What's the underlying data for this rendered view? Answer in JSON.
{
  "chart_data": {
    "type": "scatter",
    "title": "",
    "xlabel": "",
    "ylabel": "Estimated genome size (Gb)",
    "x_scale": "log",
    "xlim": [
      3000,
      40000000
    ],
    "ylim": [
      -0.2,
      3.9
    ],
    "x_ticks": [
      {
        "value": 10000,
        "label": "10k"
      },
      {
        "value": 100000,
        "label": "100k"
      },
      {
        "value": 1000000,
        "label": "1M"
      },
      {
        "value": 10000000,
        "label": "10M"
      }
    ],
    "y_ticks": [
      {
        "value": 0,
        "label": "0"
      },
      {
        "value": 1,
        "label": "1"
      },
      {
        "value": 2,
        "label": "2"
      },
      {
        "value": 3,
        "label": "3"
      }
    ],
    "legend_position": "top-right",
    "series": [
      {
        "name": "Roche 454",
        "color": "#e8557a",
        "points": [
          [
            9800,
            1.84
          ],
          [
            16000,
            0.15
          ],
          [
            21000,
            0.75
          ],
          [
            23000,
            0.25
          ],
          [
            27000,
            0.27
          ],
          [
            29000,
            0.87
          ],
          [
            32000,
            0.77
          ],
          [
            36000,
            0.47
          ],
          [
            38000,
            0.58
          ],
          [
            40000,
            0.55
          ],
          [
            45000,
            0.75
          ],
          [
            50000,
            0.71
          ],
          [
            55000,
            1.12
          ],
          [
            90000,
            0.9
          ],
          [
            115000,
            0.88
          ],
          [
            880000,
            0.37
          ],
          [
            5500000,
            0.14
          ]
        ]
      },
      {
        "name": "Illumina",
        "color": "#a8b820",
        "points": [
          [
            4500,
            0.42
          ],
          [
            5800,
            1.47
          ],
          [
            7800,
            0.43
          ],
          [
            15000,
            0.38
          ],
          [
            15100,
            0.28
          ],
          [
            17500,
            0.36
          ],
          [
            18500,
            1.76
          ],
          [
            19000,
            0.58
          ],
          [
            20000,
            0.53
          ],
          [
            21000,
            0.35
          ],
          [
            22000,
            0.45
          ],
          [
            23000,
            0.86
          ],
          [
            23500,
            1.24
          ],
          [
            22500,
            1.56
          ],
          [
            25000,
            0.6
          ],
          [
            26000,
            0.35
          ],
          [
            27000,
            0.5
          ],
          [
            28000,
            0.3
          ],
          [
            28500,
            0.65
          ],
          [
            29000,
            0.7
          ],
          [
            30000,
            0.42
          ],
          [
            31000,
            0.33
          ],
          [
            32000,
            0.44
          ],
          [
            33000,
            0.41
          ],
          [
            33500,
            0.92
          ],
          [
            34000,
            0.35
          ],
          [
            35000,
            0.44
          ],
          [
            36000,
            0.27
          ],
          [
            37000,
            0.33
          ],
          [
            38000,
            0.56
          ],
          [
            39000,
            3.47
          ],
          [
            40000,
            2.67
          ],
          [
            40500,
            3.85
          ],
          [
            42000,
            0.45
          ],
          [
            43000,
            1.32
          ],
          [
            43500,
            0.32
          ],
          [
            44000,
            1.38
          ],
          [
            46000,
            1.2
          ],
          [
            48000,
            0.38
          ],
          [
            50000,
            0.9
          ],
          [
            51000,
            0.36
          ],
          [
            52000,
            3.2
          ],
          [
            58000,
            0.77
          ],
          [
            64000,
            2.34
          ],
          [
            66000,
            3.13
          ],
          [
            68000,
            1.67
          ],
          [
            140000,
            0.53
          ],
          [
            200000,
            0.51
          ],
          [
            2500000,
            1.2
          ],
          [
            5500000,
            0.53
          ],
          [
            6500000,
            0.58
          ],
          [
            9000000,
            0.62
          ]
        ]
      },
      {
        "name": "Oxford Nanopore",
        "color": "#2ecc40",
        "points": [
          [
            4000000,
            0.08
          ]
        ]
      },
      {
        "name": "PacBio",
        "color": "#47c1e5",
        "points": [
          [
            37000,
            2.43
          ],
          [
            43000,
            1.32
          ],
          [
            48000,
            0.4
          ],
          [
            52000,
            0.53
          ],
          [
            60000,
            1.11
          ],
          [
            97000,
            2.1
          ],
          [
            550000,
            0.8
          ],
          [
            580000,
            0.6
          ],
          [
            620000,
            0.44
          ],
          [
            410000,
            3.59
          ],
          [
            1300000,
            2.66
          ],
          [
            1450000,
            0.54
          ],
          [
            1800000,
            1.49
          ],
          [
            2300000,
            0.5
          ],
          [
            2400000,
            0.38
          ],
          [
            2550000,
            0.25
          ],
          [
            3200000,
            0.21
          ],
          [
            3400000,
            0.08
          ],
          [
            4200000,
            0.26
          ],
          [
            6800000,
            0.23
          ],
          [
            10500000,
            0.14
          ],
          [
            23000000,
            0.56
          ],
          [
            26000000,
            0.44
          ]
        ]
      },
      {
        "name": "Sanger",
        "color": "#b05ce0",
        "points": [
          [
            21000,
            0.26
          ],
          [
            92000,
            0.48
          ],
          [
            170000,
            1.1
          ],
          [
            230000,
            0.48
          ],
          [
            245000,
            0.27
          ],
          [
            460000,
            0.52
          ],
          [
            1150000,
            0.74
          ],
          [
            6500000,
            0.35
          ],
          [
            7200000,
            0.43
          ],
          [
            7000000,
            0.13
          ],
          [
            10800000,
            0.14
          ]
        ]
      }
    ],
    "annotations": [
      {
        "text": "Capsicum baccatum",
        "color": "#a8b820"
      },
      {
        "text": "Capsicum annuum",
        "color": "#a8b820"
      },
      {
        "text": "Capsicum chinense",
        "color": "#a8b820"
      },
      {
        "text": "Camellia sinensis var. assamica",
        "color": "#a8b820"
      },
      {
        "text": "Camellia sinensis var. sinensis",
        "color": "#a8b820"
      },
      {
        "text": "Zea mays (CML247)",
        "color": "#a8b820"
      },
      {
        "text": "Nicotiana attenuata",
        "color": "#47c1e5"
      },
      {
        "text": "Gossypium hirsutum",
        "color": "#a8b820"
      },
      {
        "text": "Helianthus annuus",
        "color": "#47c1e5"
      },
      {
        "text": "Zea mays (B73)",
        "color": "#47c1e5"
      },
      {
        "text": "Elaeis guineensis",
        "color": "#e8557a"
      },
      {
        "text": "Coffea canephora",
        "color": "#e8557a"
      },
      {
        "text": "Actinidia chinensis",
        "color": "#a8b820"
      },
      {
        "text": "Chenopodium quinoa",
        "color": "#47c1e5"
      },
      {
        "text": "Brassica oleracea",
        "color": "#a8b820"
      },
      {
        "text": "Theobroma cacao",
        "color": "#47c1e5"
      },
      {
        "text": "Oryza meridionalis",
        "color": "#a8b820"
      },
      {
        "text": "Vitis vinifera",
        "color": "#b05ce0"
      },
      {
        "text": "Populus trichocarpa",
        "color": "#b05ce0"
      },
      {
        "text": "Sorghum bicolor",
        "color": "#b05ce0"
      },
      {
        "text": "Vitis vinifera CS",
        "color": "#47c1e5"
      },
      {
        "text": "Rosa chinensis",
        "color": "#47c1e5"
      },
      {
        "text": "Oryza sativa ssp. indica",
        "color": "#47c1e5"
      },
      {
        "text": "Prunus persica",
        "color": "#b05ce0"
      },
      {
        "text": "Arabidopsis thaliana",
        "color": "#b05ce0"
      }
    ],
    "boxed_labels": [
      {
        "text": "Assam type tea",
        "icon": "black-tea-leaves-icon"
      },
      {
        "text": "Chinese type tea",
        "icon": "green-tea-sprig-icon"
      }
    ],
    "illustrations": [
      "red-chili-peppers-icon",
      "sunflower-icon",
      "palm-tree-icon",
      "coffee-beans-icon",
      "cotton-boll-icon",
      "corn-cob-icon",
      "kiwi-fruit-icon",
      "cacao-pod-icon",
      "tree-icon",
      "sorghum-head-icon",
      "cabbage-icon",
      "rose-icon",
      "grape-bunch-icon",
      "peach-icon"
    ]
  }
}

_ _ _

■ **WORK INSTRUCTIONS**: A single number is required: the count of lines in the entries that include the word "name".

■ **SOLUTION FOR THIS EXERCISE**: 5